| Exercise objective |
Copy out the records precisely, omitting pictures.

:: Extracted data

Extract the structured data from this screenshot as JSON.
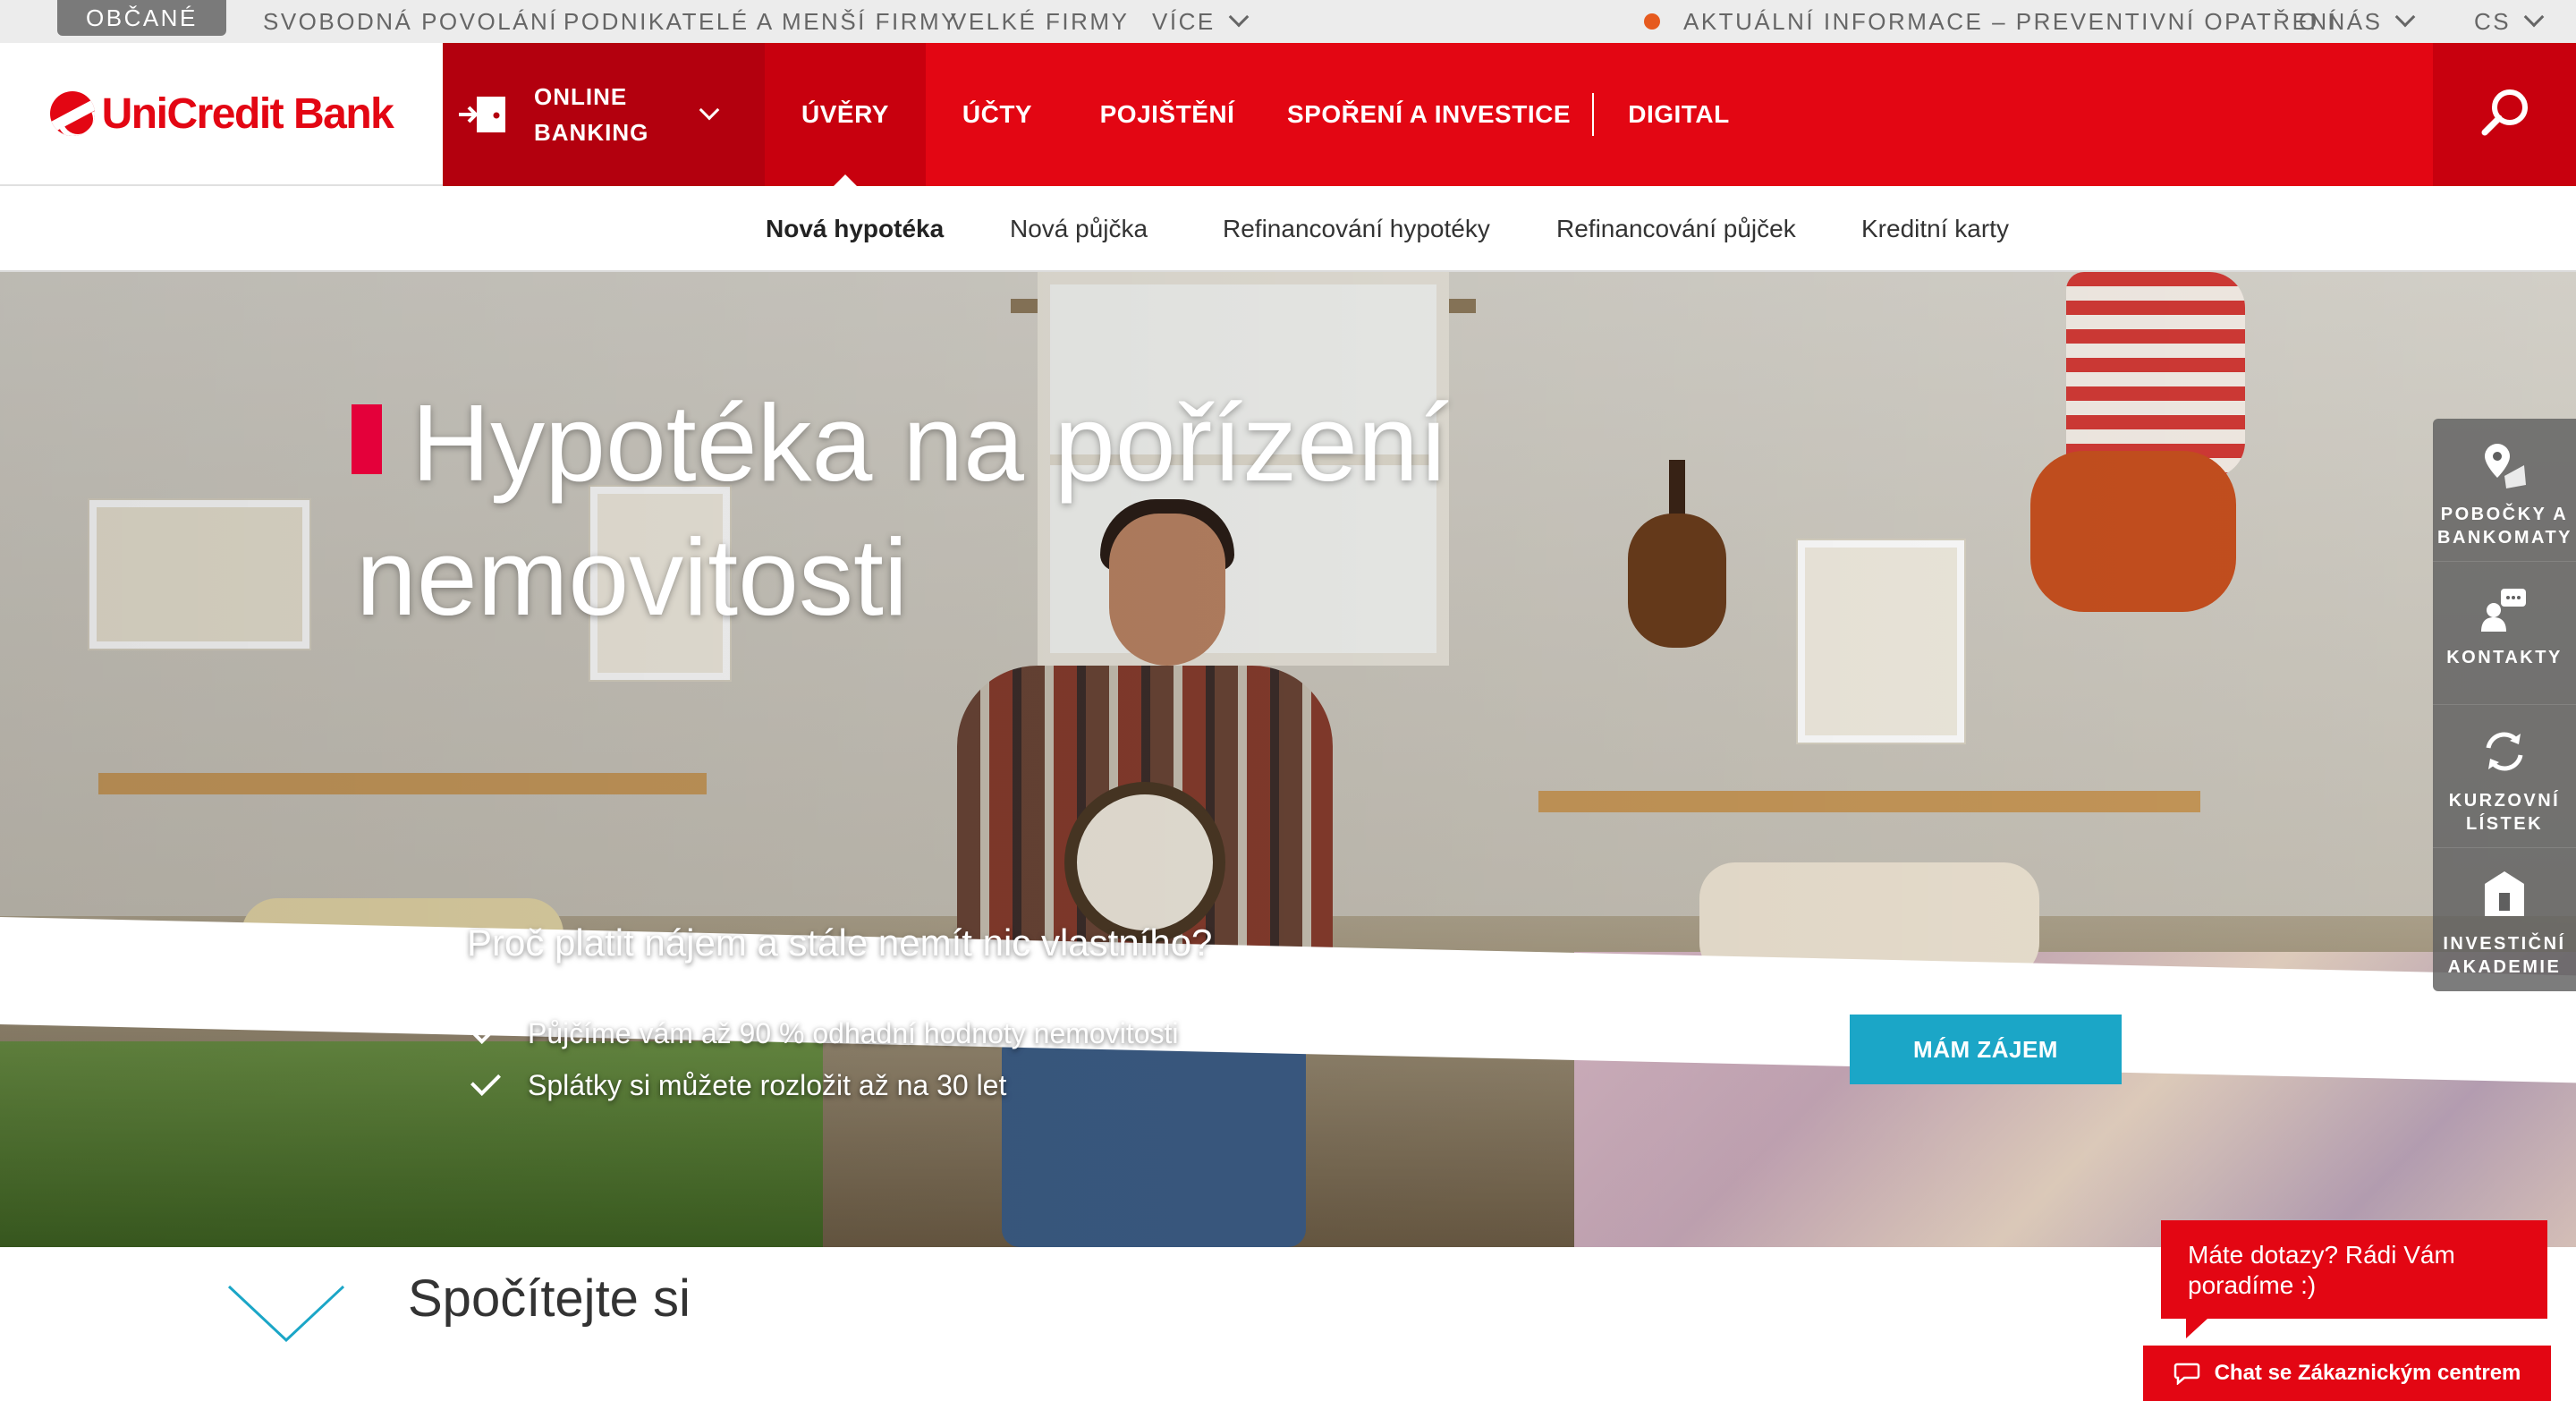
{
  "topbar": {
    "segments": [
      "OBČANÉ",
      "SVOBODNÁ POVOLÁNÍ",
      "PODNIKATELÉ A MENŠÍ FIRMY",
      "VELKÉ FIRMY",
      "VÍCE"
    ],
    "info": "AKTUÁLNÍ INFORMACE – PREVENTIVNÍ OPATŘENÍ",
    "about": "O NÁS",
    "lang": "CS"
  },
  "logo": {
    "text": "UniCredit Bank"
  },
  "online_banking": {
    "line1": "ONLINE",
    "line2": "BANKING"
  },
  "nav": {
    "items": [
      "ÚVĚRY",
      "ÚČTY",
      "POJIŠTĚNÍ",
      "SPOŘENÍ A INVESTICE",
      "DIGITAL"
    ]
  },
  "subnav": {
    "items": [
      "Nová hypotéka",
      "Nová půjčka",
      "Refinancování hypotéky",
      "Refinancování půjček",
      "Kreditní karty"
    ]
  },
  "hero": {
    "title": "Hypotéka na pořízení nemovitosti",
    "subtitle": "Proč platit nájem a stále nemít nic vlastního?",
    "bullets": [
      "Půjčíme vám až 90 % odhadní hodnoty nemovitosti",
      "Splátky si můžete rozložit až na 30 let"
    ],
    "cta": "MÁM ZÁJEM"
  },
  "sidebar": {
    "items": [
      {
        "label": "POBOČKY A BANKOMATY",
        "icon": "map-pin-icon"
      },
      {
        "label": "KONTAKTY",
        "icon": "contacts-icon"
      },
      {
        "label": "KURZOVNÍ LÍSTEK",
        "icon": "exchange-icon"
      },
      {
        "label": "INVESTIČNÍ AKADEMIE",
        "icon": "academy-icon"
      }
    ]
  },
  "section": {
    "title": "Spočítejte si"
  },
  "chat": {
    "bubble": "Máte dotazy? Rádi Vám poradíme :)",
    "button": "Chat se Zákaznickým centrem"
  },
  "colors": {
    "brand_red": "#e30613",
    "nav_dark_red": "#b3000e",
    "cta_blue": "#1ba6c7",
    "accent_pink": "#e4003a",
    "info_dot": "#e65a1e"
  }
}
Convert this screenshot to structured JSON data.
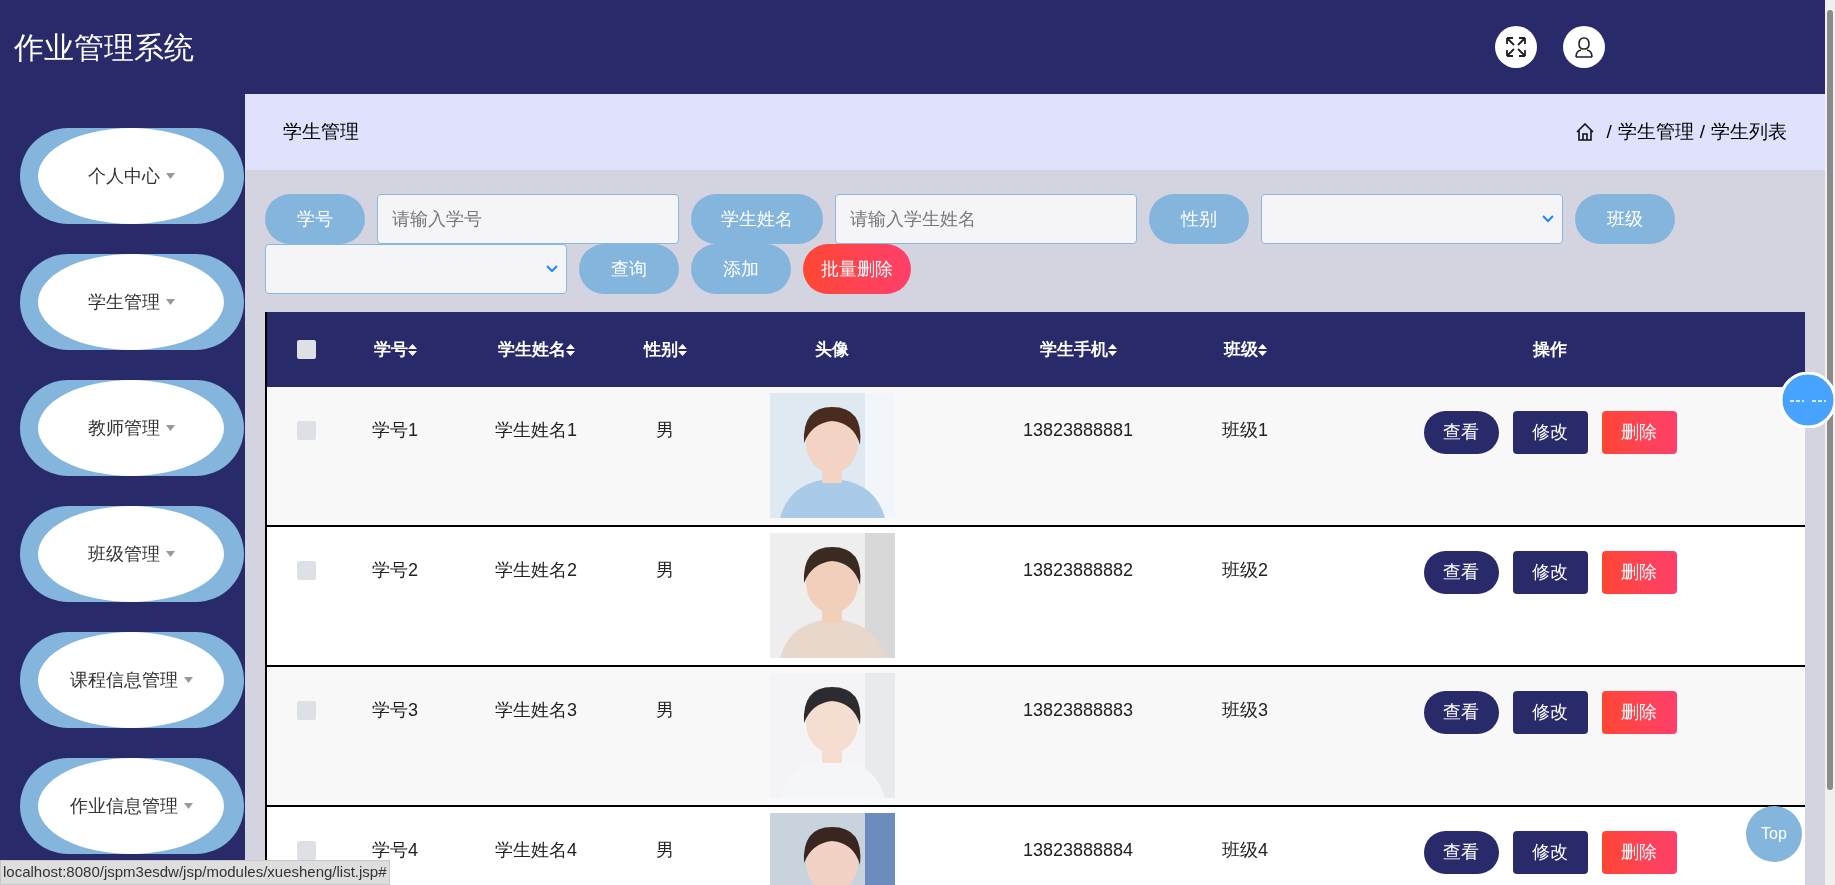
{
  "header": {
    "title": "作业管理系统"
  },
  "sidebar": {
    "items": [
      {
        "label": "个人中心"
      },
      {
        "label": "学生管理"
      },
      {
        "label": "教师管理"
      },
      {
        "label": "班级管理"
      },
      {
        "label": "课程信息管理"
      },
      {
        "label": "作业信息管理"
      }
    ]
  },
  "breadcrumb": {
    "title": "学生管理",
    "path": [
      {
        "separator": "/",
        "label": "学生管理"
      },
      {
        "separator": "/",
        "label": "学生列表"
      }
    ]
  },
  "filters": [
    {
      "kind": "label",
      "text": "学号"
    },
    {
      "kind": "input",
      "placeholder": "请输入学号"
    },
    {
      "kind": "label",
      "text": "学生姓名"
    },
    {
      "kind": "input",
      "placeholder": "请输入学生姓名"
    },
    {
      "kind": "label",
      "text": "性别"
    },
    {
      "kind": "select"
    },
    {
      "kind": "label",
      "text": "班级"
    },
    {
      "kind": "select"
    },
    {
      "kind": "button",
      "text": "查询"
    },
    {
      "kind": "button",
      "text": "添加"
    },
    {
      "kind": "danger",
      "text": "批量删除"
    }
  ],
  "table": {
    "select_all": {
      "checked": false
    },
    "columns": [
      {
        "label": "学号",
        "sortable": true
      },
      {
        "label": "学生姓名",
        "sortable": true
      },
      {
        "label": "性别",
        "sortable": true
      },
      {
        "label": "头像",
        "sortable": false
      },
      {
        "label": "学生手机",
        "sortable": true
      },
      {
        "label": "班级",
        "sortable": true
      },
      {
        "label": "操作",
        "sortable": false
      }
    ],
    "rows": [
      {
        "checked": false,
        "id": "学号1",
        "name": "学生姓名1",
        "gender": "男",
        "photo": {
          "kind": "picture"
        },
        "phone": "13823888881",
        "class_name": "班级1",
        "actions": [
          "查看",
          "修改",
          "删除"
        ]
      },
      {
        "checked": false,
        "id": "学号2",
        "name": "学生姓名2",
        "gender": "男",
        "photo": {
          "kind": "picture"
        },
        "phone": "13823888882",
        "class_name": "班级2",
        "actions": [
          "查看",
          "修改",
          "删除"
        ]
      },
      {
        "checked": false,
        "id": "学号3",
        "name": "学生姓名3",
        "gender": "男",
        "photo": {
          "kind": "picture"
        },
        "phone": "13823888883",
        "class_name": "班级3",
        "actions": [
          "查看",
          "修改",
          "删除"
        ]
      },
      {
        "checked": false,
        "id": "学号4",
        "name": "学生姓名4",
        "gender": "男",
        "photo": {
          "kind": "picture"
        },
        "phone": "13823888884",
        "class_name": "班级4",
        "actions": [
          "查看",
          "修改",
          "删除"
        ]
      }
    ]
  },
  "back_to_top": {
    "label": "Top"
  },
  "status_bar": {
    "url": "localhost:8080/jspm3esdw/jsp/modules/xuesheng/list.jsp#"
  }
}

::::

| Final result |
Extract the structured data from this screenshot as JSON.
{
  "topbar": {
    "segments": [
      "OBČANÉ",
      "SVOBODNÁ POVOLÁNÍ",
      "PODNIKATELÉ A MENŠÍ FIRMY",
      "VELKÉ FIRMY",
      "VÍCE"
    ],
    "info": "AKTUÁLNÍ INFORMACE – PREVENTIVNÍ OPATŘENÍ",
    "about": "O NÁS",
    "lang": "CS"
  },
  "logo": {
    "text": "UniCredit Bank"
  },
  "online_banking": {
    "line1": "ONLINE",
    "line2": "BANKING"
  },
  "nav": {
    "items": [
      "ÚVĚRY",
      "ÚČTY",
      "POJIŠTĚNÍ",
      "SPOŘENÍ A INVESTICE",
      "DIGITAL"
    ]
  },
  "subnav": {
    "items": [
      "Nová hypotéka",
      "Nová půjčka",
      "Refinancování hypotéky",
      "Refinancování půjček",
      "Kreditní karty"
    ]
  },
  "hero": {
    "title": "Hypotéka na pořízení nemovitosti",
    "subtitle": "Proč platit nájem a stále nemít nic vlastního?",
    "bullets": [
      "Půjčíme vám až 90 % odhadní hodnoty nemovitosti",
      "Splátky si můžete rozložit až na 30 let"
    ],
    "cta": "MÁM ZÁJEM"
  },
  "sidebar": {
    "items": [
      {
        "label": "POBOČKY A BANKOMATY",
        "icon": "map-pin-icon"
      },
      {
        "label": "KONTAKTY",
        "icon": "contacts-icon"
      },
      {
        "label": "KURZOVNÍ LÍSTEK",
        "icon": "exchange-icon"
      },
      {
        "label": "INVESTIČNÍ AKADEMIE",
        "icon": "academy-icon"
      }
    ]
  },
  "section": {
    "title": "Spočítejte si"
  },
  "chat": {
    "bubble": "Máte dotazy? Rádi Vám poradíme :)",
    "button": "Chat se Zákaznickým centrem"
  },
  "colors": {
    "brand_red": "#e30613",
    "nav_dark_red": "#b3000e",
    "cta_blue": "#1ba6c7",
    "accent_pink": "#e4003a",
    "info_dot": "#e65a1e"
  }
}
Convert this screenshot to structured JSON data.
{
  "header": {
    "title": "作业管理系统"
  },
  "sidebar": {
    "items": [
      {
        "label": "个人中心"
      },
      {
        "label": "学生管理"
      },
      {
        "label": "教师管理"
      },
      {
        "label": "班级管理"
      },
      {
        "label": "课程信息管理"
      },
      {
        "label": "作业信息管理"
      }
    ]
  },
  "breadcrumb": {
    "title": "学生管理",
    "path": [
      {
        "separator": "/",
        "label": "学生管理"
      },
      {
        "separator": "/",
        "label": "学生列表"
      }
    ]
  },
  "filters": [
    {
      "kind": "label",
      "text": "学号"
    },
    {
      "kind": "input",
      "placeholder": "请输入学号"
    },
    {
      "kind": "label",
      "text": "学生姓名"
    },
    {
      "kind": "input",
      "placeholder": "请输入学生姓名"
    },
    {
      "kind": "label",
      "text": "性别"
    },
    {
      "kind": "select"
    },
    {
      "kind": "label",
      "text": "班级"
    },
    {
      "kind": "select"
    },
    {
      "kind": "button",
      "text": "查询"
    },
    {
      "kind": "button",
      "text": "添加"
    },
    {
      "kind": "danger",
      "text": "批量删除"
    }
  ],
  "table": {
    "select_all": {
      "checked": false
    },
    "columns": [
      {
        "label": "学号",
        "sortable": true
      },
      {
        "label": "学生姓名",
        "sortable": true
      },
      {
        "label": "性别",
        "sortable": true
      },
      {
        "label": "头像",
        "sortable": false
      },
      {
        "label": "学生手机",
        "sortable": true
      },
      {
        "label": "班级",
        "sortable": true
      },
      {
        "label": "操作",
        "sortable": false
      }
    ],
    "rows": [
      {
        "checked": false,
        "id": "学号1",
        "name": "学生姓名1",
        "gender": "男",
        "photo": {
          "kind": "picture"
        },
        "phone": "13823888881",
        "class_name": "班级1",
        "actions": [
          "查看",
          "修改",
          "删除"
        ]
      },
      {
        "checked": false,
        "id": "学号2",
        "name": "学生姓名2",
        "gender": "男",
        "photo": {
          "kind": "picture"
        },
        "phone": "13823888882",
        "class_name": "班级2",
        "actions": [
          "查看",
          "修改",
          "删除"
        ]
      },
      {
        "checked": false,
        "id": "学号3",
        "name": "学生姓名3",
        "gender": "男",
        "photo": {
          "kind": "picture"
        },
        "phone": "13823888883",
        "class_name": "班级3",
        "actions": [
          "查看",
          "修改",
          "删除"
        ]
      },
      {
        "checked": false,
        "id": "学号4",
        "name": "学生姓名4",
        "gender": "男",
        "photo": {
          "kind": "picture"
        },
        "phone": "13823888884",
        "class_name": "班级4",
        "actions": [
          "查看",
          "修改",
          "删除"
        ]
      }
    ]
  },
  "back_to_top": {
    "label": "Top"
  },
  "status_bar": {
    "url": "localhost:8080/jspm3esdw/jsp/modules/xuesheng/list.jsp#"
  }
}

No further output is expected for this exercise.